▶ WORK REQUIRED
Look through the data below. Show each line where the string "ridge" occurs.
Top of RAW DATA
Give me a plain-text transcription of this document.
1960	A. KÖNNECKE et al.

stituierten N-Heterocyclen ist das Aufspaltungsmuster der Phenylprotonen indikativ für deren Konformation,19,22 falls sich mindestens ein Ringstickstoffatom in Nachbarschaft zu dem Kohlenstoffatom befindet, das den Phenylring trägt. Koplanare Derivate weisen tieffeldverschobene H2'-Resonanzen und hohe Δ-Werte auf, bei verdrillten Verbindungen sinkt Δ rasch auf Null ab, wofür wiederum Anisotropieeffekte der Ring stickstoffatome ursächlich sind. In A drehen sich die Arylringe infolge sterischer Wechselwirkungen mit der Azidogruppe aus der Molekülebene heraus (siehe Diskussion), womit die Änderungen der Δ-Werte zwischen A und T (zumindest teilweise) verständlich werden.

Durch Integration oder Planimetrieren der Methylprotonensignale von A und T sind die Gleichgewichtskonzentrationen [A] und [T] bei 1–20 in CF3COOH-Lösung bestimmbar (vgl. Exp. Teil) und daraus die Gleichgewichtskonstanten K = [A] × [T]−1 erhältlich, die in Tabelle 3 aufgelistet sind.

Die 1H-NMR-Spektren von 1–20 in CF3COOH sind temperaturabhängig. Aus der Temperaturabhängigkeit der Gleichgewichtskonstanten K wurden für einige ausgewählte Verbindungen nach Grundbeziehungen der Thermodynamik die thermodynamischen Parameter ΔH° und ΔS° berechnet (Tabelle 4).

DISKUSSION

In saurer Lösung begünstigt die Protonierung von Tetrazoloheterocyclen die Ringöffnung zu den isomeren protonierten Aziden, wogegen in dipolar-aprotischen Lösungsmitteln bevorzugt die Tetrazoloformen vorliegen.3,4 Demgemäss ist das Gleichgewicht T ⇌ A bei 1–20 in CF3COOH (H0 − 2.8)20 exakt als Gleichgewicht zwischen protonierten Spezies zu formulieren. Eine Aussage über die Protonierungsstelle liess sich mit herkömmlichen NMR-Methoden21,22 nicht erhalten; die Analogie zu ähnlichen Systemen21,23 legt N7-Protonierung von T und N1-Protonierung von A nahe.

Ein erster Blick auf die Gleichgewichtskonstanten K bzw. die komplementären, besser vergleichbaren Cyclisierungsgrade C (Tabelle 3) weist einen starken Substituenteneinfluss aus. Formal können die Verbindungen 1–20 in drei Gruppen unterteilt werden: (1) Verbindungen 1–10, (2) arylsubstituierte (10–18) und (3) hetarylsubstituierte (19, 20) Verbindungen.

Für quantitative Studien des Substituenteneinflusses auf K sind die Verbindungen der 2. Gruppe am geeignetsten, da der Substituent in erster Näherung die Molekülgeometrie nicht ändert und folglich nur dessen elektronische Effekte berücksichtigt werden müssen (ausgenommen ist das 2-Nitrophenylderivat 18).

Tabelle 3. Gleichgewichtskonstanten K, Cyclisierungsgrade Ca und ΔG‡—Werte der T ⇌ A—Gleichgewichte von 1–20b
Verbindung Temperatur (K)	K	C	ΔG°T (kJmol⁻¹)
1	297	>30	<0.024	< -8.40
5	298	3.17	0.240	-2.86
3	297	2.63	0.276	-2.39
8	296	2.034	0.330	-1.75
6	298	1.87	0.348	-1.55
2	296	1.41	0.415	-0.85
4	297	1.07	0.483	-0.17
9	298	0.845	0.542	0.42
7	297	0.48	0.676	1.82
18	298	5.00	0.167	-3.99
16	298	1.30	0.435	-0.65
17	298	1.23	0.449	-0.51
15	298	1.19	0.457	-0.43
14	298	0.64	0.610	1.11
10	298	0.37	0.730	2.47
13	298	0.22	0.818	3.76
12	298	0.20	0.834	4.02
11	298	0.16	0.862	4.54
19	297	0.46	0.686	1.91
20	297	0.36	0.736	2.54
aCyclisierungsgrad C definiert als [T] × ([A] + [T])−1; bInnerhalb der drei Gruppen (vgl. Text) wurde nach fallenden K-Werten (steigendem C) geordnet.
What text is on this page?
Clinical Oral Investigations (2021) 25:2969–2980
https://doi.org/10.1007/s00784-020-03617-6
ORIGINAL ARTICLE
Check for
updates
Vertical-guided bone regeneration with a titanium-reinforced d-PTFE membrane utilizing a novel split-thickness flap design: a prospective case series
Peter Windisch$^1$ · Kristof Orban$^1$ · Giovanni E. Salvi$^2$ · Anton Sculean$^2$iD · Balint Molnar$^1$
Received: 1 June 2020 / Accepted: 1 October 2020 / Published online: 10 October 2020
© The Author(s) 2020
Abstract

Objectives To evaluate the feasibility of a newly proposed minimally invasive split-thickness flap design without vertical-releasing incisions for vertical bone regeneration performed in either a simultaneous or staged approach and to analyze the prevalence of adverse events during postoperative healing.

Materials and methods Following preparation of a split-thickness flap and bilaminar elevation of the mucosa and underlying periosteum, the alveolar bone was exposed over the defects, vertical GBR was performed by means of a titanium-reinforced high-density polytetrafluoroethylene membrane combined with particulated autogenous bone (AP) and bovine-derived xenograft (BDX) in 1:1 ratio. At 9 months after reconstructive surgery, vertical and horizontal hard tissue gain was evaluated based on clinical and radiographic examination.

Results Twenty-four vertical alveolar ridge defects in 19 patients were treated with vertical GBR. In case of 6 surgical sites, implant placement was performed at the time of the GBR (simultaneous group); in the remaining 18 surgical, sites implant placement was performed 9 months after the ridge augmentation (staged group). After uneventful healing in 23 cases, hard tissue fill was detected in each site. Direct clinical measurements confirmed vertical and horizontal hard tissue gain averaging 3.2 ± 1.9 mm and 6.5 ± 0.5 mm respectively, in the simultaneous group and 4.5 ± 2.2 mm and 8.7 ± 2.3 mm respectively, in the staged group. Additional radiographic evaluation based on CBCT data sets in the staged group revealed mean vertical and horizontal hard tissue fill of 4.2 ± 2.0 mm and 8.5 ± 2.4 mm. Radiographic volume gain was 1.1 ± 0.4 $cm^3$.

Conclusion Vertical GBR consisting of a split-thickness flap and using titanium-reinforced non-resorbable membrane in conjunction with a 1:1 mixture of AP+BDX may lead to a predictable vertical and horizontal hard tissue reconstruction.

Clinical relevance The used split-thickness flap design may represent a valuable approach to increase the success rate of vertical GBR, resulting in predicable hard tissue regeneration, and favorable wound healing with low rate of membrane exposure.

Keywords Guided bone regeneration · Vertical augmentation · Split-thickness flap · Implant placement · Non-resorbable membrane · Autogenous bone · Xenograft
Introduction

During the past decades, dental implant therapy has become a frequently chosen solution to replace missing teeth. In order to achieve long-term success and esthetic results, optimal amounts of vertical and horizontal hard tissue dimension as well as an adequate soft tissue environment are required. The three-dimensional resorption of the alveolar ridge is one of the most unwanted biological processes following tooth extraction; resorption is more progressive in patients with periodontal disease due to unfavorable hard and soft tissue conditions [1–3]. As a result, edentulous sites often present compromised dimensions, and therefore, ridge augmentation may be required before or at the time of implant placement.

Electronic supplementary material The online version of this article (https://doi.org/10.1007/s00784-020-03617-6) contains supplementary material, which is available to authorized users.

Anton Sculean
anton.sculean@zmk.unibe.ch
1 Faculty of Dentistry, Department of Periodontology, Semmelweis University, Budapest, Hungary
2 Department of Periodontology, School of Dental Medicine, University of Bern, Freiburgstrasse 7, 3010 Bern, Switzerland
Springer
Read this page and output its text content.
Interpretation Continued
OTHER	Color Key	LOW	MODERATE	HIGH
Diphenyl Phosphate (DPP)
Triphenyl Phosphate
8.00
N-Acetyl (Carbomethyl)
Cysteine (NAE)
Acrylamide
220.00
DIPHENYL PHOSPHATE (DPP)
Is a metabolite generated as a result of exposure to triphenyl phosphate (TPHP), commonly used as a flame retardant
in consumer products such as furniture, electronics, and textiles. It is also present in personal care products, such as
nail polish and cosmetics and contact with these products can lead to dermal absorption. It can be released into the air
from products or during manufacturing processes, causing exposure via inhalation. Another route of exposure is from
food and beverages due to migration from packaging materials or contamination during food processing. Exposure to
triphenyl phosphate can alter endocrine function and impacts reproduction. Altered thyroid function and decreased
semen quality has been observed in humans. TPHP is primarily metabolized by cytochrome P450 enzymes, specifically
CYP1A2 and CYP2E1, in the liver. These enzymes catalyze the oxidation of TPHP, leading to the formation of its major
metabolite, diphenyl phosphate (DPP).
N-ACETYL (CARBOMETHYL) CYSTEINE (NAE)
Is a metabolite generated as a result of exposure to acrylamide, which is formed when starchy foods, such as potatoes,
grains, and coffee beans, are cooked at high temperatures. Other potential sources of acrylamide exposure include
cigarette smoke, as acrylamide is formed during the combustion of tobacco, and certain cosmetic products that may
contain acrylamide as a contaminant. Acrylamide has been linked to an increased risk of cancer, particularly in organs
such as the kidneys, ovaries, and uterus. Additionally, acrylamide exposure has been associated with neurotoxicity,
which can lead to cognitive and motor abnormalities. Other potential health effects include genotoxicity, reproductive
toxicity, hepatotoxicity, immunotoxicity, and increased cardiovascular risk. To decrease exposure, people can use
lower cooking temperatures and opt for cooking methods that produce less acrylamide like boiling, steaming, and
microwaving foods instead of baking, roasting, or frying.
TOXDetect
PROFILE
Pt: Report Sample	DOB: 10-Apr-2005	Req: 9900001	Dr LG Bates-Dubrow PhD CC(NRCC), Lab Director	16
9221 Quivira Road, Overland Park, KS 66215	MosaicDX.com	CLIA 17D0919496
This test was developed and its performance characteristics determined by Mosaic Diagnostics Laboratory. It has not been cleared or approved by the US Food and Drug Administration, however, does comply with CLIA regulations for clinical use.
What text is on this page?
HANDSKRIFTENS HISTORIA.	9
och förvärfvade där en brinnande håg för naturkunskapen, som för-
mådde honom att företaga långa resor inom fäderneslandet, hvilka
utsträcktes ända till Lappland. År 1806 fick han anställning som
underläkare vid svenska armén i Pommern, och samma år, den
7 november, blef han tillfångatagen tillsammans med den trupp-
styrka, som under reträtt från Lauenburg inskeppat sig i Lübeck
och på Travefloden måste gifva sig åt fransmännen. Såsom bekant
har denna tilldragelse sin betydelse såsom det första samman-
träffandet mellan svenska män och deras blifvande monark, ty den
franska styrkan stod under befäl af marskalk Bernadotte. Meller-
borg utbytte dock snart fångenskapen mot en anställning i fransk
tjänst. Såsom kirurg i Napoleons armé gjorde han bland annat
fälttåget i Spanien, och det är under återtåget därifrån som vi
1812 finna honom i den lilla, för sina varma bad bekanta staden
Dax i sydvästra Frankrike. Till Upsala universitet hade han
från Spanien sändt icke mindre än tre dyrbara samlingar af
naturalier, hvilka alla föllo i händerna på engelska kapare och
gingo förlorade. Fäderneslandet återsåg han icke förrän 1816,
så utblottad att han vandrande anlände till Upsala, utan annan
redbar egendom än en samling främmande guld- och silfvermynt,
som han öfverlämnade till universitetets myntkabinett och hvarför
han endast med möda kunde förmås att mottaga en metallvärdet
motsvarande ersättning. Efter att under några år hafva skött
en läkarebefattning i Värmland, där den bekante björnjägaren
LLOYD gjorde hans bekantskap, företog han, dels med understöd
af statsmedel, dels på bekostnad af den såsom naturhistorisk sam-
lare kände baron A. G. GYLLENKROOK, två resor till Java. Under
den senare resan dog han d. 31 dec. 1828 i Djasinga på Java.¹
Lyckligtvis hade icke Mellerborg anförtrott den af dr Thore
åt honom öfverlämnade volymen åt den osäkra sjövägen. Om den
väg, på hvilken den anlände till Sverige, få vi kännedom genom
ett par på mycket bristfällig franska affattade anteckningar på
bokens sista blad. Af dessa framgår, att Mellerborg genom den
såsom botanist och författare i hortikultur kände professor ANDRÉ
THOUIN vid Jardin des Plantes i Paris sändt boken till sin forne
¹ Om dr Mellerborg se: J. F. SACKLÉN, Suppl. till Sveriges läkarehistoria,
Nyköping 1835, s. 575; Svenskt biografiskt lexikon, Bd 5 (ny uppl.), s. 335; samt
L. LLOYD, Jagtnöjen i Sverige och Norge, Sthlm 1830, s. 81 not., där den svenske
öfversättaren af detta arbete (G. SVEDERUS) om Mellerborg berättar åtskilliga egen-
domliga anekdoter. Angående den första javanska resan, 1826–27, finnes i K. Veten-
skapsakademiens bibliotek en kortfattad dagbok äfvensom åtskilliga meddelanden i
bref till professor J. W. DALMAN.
Bottom of RAW DATA
▶ SOLVED PROBLEM
Results Twenty-four vertical alveolar ridge defects in 19 patients were treated with vertical GBR. In case of 6 surgical sites, implant placement was performed at the time of the GBR (simultaneous group); in the remaining 18 surgical, sites implant placement was performed 9 months after the ridge augmentation (staged group). After uneventful healing in 23 cases, hard tissue fill was detected in each site. Direct clinical measurements confirmed vertical and horizontal hard tissue gain averaging 3.2 ± 1.9 mm and 6.5 ± 0.5 mm respectively, in the simultaneous group and 4.5 ± 2.2 mm and 8.7 ± 2.3 mm respectively, in the staged group. Additional radiographic evaluation based on CBCT data sets in the staged group revealed mean vertical and horizontal hard tissue fill of 4.2 ± 2.0 mm and 8.5 ± 2.4 mm. Radiographic volume gain was 1.1 ± 0.4 $cm^3$.
During the past decades, dental implant therapy has become a frequently chosen solution to replace missing teeth. In order to achieve long-term success and esthetic results, optimal amounts of vertical and horizontal hard tissue dimension as well as an adequate soft tissue environment are required. The three-dimensional resorption of the alveolar ridge is one of the most unwanted biological processes following tooth extraction; resorption is more progressive in patients with periodontal disease due to unfavorable hard and soft tissue conditions [1–3]. As a result, edentulous sites often present compromised dimensions, and therefore, ridge augmentation may be required before or at the time of implant placement.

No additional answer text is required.